(Excerpts from a figure dataset)

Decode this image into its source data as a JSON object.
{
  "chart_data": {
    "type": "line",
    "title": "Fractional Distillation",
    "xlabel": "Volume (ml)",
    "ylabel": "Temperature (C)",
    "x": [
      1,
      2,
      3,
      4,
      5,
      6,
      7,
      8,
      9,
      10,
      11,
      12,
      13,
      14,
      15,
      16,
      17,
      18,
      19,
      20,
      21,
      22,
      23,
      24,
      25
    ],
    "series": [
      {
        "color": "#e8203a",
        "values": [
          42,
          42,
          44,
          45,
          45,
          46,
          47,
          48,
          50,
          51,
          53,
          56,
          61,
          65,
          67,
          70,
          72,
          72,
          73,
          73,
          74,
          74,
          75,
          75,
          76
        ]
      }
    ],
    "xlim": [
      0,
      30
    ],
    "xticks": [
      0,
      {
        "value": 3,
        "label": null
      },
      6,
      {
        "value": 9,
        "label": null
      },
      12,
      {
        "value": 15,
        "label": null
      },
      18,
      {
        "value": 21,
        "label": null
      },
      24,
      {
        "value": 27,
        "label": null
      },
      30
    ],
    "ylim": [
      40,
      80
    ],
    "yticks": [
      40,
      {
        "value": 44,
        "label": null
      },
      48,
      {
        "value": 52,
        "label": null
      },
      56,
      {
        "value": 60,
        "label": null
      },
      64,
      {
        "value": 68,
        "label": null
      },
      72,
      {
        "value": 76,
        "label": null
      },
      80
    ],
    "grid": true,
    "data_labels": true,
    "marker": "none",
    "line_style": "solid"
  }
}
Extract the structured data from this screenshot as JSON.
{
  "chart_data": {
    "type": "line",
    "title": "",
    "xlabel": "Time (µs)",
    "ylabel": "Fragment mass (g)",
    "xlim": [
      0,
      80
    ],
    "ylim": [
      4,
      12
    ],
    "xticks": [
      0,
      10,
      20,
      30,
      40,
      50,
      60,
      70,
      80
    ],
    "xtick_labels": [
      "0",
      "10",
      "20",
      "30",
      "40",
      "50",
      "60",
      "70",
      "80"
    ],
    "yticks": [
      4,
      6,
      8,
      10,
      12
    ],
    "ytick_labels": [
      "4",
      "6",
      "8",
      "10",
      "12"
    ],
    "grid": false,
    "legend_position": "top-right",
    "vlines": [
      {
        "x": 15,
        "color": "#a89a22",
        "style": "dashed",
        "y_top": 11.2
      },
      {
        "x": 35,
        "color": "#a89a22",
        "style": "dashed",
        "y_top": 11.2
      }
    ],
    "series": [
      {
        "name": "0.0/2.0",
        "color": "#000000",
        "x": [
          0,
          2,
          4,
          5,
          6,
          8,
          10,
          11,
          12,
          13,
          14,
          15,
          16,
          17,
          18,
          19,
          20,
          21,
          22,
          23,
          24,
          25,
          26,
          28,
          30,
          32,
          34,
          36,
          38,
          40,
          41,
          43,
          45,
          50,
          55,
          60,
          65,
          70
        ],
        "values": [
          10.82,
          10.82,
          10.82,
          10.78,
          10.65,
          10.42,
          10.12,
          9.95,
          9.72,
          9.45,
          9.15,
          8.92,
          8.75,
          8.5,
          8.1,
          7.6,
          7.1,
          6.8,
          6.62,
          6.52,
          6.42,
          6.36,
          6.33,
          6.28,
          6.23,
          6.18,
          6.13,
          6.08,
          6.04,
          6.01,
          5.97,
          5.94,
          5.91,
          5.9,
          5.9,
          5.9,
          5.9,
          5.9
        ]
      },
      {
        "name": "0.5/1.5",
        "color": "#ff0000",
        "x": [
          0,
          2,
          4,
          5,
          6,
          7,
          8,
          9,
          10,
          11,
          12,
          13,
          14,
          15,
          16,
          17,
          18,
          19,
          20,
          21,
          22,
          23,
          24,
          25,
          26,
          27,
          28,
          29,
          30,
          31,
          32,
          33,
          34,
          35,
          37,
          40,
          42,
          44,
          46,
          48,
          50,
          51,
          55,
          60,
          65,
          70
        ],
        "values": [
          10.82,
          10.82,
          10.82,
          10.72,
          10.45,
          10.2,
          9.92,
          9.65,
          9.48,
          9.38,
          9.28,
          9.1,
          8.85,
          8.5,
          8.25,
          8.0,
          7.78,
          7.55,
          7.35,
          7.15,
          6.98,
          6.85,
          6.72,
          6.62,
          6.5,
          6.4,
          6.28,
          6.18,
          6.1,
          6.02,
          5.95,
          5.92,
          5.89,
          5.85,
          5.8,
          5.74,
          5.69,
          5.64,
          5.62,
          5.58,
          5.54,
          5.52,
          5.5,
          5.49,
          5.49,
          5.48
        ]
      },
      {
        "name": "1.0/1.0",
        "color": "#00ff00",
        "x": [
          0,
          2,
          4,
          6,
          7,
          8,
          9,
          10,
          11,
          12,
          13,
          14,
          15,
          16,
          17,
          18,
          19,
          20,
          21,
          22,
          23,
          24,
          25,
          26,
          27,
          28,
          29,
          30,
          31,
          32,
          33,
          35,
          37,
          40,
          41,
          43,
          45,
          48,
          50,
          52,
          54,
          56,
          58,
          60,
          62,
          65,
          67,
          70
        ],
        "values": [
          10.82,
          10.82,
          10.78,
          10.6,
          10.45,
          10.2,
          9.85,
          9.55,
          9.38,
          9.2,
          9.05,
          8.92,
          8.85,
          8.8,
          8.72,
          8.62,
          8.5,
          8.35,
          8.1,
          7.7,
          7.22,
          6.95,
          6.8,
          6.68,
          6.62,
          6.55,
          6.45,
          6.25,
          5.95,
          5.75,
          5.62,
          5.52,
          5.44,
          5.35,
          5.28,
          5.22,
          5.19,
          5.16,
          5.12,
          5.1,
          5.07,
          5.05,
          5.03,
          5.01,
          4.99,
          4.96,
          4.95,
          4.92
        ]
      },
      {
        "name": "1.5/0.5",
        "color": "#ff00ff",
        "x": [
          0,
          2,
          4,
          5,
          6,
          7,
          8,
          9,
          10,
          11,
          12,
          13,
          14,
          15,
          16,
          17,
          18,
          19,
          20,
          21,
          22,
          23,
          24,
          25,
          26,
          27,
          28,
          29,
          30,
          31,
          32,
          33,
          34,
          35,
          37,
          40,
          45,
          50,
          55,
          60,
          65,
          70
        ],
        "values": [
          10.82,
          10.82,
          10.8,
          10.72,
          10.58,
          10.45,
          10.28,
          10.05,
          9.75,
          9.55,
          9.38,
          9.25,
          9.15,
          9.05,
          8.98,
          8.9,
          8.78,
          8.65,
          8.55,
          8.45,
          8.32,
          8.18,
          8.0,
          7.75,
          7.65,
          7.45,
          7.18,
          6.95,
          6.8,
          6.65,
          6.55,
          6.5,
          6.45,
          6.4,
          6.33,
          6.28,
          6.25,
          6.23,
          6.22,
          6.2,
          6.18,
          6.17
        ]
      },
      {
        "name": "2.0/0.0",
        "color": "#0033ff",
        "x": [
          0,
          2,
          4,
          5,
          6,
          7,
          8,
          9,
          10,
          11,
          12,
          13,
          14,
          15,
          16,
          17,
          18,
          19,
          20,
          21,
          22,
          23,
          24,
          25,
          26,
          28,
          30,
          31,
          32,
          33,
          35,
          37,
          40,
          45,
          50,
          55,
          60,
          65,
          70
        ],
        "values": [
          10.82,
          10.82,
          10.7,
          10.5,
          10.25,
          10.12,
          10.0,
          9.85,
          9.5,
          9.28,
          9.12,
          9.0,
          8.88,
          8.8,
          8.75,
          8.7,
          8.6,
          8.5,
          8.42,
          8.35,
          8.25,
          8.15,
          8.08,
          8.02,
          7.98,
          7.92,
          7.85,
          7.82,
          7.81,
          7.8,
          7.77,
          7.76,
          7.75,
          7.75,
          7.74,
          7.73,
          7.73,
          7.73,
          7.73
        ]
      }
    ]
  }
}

**SHORT EXERCISE:** Reproduce the entries above exactly.

**TASK RESULT:**
Decode this image into its source data as a JSON object.
{
  "chart_data": {
    "type": "line",
    "title": "Fractional Distillation",
    "xlabel": "Volume (ml)",
    "ylabel": "Temperature (C)",
    "x": [
      1,
      2,
      3,
      4,
      5,
      6,
      7,
      8,
      9,
      10,
      11,
      12,
      13,
      14,
      15,
      16,
      17,
      18,
      19,
      20,
      21,
      22,
      23,
      24,
      25
    ],
    "series": [
      {
        "color": "#e8203a",
        "values": [
          42,
          42,
          44,
          45,
          45,
          46,
          47,
          48,
          50,
          51,
          53,
          56,
          61,
          65,
          67,
          70,
          72,
          72,
          73,
          73,
          74,
          74,
          75,
          75,
          76
        ]
      }
    ],
    "xlim": [
      0,
      30
    ],
    "xticks": [
      0,
      {
        "value": 3,
        "label": null
      },
      6,
      {
        "value": 9,
        "label": null
      },
      12,
      {
        "value": 15,
        "label": null
      },
      18,
      {
        "value": 21,
        "label": null
      },
      24,
      {
        "value": 27,
        "label": null
      },
      30
    ],
    "ylim": [
      40,
      80
    ],
    "yticks": [
      40,
      {
        "value": 44,
        "label": null
      },
      48,
      {
        "value": 52,
        "label": null
      },
      56,
      {
        "value": 60,
        "label": null
      },
      64,
      {
        "value": 68,
        "label": null
      },
      72,
      {
        "value": 76,
        "label": null
      },
      80
    ],
    "grid": true,
    "data_labels": true,
    "marker": "none",
    "line_style": "solid"
  }
}
Extract the structured data from this screenshot as JSON.
{
  "chart_data": {
    "type": "line",
    "title": "",
    "xlabel": "Time (µs)",
    "ylabel": "Fragment mass (g)",
    "xlim": [
      0,
      80
    ],
    "ylim": [
      4,
      12
    ],
    "xticks": [
      0,
      10,
      20,
      30,
      40,
      50,
      60,
      70,
      80
    ],
    "xtick_labels": [
      "0",
      "10",
      "20",
      "30",
      "40",
      "50",
      "60",
      "70",
      "80"
    ],
    "yticks": [
      4,
      6,
      8,
      10,
      12
    ],
    "ytick_labels": [
      "4",
      "6",
      "8",
      "10",
      "12"
    ],
    "grid": false,
    "legend_position": "top-right",
    "vlines": [
      {
        "x": 15,
        "color": "#a89a22",
        "style": "dashed",
        "y_top": 11.2
      },
      {
        "x": 35,
        "color": "#a89a22",
        "style": "dashed",
        "y_top": 11.2
      }
    ],
    "series": [
      {
        "name": "0.0/2.0",
        "color": "#000000",
        "x": [
          0,
          2,
          4,
          5,
          6,
          8,
          10,
          11,
          12,
          13,
          14,
          15,
          16,
          17,
          18,
          19,
          20,
          21,
          22,
          23,
          24,
          25,
          26,
          28,
          30,
          32,
          34,
          36,
          38,
          40,
          41,
          43,
          45,
          50,
          55,
          60,
          65,
          70
        ],
        "values": [
          10.82,
          10.82,
          10.82,
          10.78,
          10.65,
          10.42,
          10.12,
          9.95,
          9.72,
          9.45,
          9.15,
          8.92,
          8.75,
          8.5,
          8.1,
          7.6,
          7.1,
          6.8,
          6.62,
          6.52,
          6.42,
          6.36,
          6.33,
          6.28,
          6.23,
          6.18,
          6.13,
          6.08,
          6.04,
          6.01,
          5.97,
          5.94,
          5.91,
          5.9,
          5.9,
          5.9,
          5.9,
          5.9
        ]
      },
      {
        "name": "0.5/1.5",
        "color": "#ff0000",
        "x": [
          0,
          2,
          4,
          5,
          6,
          7,
          8,
          9,
          10,
          11,
          12,
          13,
          14,
          15,
          16,
          17,
          18,
          19,
          20,
          21,
          22,
          23,
          24,
          25,
          26,
          27,
          28,
          29,
          30,
          31,
          32,
          33,
          34,
          35,
          37,
          40,
          42,
          44,
          46,
          48,
          50,
          51,
          55,
          60,
          65,
          70
        ],
        "values": [
          10.82,
          10.82,
          10.82,
          10.72,
          10.45,
          10.2,
          9.92,
          9.65,
          9.48,
          9.38,
          9.28,
          9.1,
          8.85,
          8.5,
          8.25,
          8.0,
          7.78,
          7.55,
          7.35,
          7.15,
          6.98,
          6.85,
          6.72,
          6.62,
          6.5,
          6.4,
          6.28,
          6.18,
          6.1,
          6.02,
          5.95,
          5.92,
          5.89,
          5.85,
          5.8,
          5.74,
          5.69,
          5.64,
          5.62,
          5.58,
          5.54,
          5.52,
          5.5,
          5.49,
          5.49,
          5.48
        ]
      },
      {
        "name": "1.0/1.0",
        "color": "#00ff00",
        "x": [
          0,
          2,
          4,
          6,
          7,
          8,
          9,
          10,
          11,
          12,
          13,
          14,
          15,
          16,
          17,
          18,
          19,
          20,
          21,
          22,
          23,
          24,
          25,
          26,
          27,
          28,
          29,
          30,
          31,
          32,
          33,
          35,
          37,
          40,
          41,
          43,
          45,
          48,
          50,
          52,
          54,
          56,
          58,
          60,
          62,
          65,
          67,
          70
        ],
        "values": [
          10.82,
          10.82,
          10.78,
          10.6,
          10.45,
          10.2,
          9.85,
          9.55,
          9.38,
          9.2,
          9.05,
          8.92,
          8.85,
          8.8,
          8.72,
          8.62,
          8.5,
          8.35,
          8.1,
          7.7,
          7.22,
          6.95,
          6.8,
          6.68,
          6.62,
          6.55,
          6.45,
          6.25,
          5.95,
          5.75,
          5.62,
          5.52,
          5.44,
          5.35,
          5.28,
          5.22,
          5.19,
          5.16,
          5.12,
          5.1,
          5.07,
          5.05,
          5.03,
          5.01,
          4.99,
          4.96,
          4.95,
          4.92
        ]
      },
      {
        "name": "1.5/0.5",
        "color": "#ff00ff",
        "x": [
          0,
          2,
          4,
          5,
          6,
          7,
          8,
          9,
          10,
          11,
          12,
          13,
          14,
          15,
          16,
          17,
          18,
          19,
          20,
          21,
          22,
          23,
          24,
          25,
          26,
          27,
          28,
          29,
          30,
          31,
          32,
          33,
          34,
          35,
          37,
          40,
          45,
          50,
          55,
          60,
          65,
          70
        ],
        "values": [
          10.82,
          10.82,
          10.8,
          10.72,
          10.58,
          10.45,
          10.28,
          10.05,
          9.75,
          9.55,
          9.38,
          9.25,
          9.15,
          9.05,
          8.98,
          8.9,
          8.78,
          8.65,
          8.55,
          8.45,
          8.32,
          8.18,
          8.0,
          7.75,
          7.65,
          7.45,
          7.18,
          6.95,
          6.8,
          6.65,
          6.55,
          6.5,
          6.45,
          6.4,
          6.33,
          6.28,
          6.25,
          6.23,
          6.22,
          6.2,
          6.18,
          6.17
        ]
      },
      {
        "name": "2.0/0.0",
        "color": "#0033ff",
        "x": [
          0,
          2,
          4,
          5,
          6,
          7,
          8,
          9,
          10,
          11,
          12,
          13,
          14,
          15,
          16,
          17,
          18,
          19,
          20,
          21,
          22,
          23,
          24,
          25,
          26,
          28,
          30,
          31,
          32,
          33,
          35,
          37,
          40,
          45,
          50,
          55,
          60,
          65,
          70
        ],
        "values": [
          10.82,
          10.82,
          10.7,
          10.5,
          10.25,
          10.12,
          10.0,
          9.85,
          9.5,
          9.28,
          9.12,
          9.0,
          8.88,
          8.8,
          8.75,
          8.7,
          8.6,
          8.5,
          8.42,
          8.35,
          8.25,
          8.15,
          8.08,
          8.02,
          7.98,
          7.92,
          7.85,
          7.82,
          7.81,
          7.8,
          7.77,
          7.76,
          7.75,
          7.75,
          7.74,
          7.73,
          7.73,
          7.73,
          7.73
        ]
      }
    ]
  }
}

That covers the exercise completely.